→ **WHAT IS BEING ASKED**:
Set down, in full, every record in the block.

→ **DATA FOR THIS TASK**:
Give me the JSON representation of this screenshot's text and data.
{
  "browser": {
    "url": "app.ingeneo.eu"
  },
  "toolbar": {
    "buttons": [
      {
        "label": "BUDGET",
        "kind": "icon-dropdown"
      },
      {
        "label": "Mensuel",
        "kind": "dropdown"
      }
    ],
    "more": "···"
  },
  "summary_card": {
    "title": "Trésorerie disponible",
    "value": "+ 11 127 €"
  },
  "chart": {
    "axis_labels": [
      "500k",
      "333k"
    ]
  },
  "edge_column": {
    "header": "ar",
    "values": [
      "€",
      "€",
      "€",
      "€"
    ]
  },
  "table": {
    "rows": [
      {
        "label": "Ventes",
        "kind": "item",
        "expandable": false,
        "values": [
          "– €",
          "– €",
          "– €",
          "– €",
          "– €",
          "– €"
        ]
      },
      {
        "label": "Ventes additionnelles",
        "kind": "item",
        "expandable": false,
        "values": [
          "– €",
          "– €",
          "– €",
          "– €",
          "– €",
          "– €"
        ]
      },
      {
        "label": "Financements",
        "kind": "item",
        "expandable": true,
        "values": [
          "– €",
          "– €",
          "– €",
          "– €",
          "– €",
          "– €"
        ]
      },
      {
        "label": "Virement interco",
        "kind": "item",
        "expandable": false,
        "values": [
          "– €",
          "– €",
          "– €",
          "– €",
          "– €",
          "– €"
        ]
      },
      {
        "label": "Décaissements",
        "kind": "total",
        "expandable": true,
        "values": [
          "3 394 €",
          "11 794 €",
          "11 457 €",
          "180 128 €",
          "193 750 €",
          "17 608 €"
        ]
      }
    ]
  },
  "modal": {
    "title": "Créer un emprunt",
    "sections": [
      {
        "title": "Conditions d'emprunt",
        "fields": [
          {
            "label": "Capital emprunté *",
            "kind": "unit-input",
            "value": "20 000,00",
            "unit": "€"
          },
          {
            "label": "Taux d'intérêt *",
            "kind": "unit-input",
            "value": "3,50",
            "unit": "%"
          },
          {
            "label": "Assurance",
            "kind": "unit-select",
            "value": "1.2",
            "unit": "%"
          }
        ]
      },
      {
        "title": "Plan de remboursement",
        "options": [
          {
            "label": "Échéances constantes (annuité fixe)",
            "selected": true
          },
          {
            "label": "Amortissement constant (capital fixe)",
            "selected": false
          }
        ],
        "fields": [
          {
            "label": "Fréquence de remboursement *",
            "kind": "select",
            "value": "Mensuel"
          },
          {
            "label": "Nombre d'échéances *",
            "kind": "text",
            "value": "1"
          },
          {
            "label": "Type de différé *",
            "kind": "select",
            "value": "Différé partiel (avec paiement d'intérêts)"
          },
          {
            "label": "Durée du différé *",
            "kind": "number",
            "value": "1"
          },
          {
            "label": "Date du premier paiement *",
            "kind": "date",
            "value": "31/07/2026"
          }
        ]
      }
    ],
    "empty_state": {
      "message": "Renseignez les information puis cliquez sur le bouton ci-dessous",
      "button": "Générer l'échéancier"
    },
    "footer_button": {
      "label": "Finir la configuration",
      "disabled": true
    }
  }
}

→ **FULL RESPONSE**:
Give me the JSON representation of this screenshot's text and data.
{
  "browser": {
    "url": "app.ingeneo.eu"
  },
  "toolbar": {
    "buttons": [
      {
        "label": "BUDGET",
        "kind": "icon-dropdown"
      },
      {
        "label": "Mensuel",
        "kind": "dropdown"
      }
    ],
    "more": "···"
  },
  "summary_card": {
    "title": "Trésorerie disponible",
    "value": "+ 11 127 €"
  },
  "chart": {
    "axis_labels": [
      "500k",
      "333k"
    ]
  },
  "edge_column": {
    "header": "ar",
    "values": [
      "€",
      "€",
      "€",
      "€"
    ]
  },
  "table": {
    "rows": [
      {
        "label": "Ventes",
        "kind": "item",
        "expandable": false,
        "values": [
          "– €",
          "– €",
          "– €",
          "– €",
          "– €",
          "– €"
        ]
      },
      {
        "label": "Ventes additionnelles",
        "kind": "item",
        "expandable": false,
        "values": [
          "– €",
          "– €",
          "– €",
          "– €",
          "– €",
          "– €"
        ]
      },
      {
        "label": "Financements",
        "kind": "item",
        "expandable": true,
        "values": [
          "– €",
          "– €",
          "– €",
          "– €",
          "– €",
          "– €"
        ]
      },
      {
        "label": "Virement interco",
        "kind": "item",
        "expandable": false,
        "values": [
          "– €",
          "– €",
          "– €",
          "– €",
          "– €",
          "– €"
        ]
      },
      {
        "label": "Décaissements",
        "kind": "total",
        "expandable": true,
        "values": [
          "3 394 €",
          "11 794 €",
          "11 457 €",
          "180 128 €",
          "193 750 €",
          "17 608 €"
        ]
      }
    ]
  },
  "modal": {
    "title": "Créer un emprunt",
    "sections": [
      {
        "title": "Conditions d'emprunt",
        "fields": [
          {
            "label": "Capital emprunté *",
            "kind": "unit-input",
            "value": "20 000,00",
            "unit": "€"
          },
          {
            "label": "Taux d'intérêt *",
            "kind": "unit-input",
            "value": "3,50",
            "unit": "%"
          },
          {
            "label": "Assurance",
            "kind": "unit-select",
            "value": "1.2",
            "unit": "%"
          }
        ]
      },
      {
        "title": "Plan de remboursement",
        "options": [
          {
            "label": "Échéances constantes (annuité fixe)",
            "selected": true
          },
          {
            "label": "Amortissement constant (capital fixe)",
            "selected": false
          }
        ],
        "fields": [
          {
            "label": "Fréquence de remboursement *",
            "kind": "select",
            "value": "Mensuel"
          },
          {
            "label": "Nombre d'échéances *",
            "kind": "text",
            "value": "1"
          },
          {
            "label": "Type de différé *",
            "kind": "select",
            "value": "Différé partiel (avec paiement d'intérêts)"
          },
          {
            "label": "Durée du différé *",
            "kind": "number",
            "value": "1"
          },
          {
            "label": "Date du premier paiement *",
            "kind": "date",
            "value": "31/07/2026"
          }
        ]
      }
    ],
    "empty_state": {
      "message": "Renseignez les information puis cliquez sur le bouton ci-dessous",
      "button": "Générer l'échéancier"
    },
    "footer_button": {
      "label": "Finir la configuration",
      "disabled": true
    }
  }
}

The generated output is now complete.